Task prompt:
From the records below, copy out each line that has the word "screenshot".

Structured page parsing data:

———

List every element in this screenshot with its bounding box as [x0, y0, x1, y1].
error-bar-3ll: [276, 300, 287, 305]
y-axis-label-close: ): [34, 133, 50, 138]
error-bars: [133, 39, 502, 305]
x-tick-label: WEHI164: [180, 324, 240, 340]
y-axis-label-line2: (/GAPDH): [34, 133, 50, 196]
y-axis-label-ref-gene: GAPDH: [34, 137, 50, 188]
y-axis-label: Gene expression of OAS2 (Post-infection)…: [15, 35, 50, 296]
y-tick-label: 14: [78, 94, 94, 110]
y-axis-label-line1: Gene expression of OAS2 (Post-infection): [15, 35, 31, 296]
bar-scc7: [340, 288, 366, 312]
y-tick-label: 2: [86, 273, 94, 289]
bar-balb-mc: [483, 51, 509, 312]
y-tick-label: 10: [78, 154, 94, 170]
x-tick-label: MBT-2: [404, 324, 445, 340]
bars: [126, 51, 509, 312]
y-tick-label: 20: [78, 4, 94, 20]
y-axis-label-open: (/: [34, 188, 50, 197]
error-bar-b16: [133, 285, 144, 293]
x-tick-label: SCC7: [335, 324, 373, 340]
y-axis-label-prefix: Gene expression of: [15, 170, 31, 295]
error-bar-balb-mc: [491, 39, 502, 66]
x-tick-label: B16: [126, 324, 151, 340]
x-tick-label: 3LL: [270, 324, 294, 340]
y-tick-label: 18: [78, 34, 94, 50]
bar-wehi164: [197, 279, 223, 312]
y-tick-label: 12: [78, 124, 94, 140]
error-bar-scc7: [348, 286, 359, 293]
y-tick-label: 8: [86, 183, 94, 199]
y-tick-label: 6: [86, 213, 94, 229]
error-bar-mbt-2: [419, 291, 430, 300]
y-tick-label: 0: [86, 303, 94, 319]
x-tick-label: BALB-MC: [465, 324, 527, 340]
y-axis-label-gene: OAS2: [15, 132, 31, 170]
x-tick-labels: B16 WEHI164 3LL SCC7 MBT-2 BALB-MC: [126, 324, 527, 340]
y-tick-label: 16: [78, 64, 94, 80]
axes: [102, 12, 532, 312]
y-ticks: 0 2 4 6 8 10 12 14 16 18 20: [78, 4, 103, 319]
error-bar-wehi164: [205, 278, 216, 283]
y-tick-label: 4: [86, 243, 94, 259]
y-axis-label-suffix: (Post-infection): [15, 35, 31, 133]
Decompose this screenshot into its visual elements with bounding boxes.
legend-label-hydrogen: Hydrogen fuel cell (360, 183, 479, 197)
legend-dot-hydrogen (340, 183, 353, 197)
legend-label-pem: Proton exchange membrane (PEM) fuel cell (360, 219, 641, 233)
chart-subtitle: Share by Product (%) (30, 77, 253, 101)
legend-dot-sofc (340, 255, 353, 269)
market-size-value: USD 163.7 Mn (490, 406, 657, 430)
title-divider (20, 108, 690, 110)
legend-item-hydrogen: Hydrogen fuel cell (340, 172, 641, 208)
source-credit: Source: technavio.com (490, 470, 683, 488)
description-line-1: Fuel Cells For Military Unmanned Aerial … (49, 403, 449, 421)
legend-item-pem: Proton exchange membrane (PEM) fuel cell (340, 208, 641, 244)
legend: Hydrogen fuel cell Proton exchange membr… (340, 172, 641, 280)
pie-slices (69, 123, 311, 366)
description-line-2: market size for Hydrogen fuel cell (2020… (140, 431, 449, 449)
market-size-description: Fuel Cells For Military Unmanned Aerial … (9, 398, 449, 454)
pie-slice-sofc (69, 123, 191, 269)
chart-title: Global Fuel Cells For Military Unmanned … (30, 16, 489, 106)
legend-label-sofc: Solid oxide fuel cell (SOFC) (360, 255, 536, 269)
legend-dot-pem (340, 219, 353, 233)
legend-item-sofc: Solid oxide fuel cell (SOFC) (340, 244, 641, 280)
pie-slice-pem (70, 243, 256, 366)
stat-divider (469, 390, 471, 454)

———

Answer section:
List every element in this screenshot with its bounding box as [x0, y0, x1, y1].
Decompose this screenshot into its visual elements with bounding boxes.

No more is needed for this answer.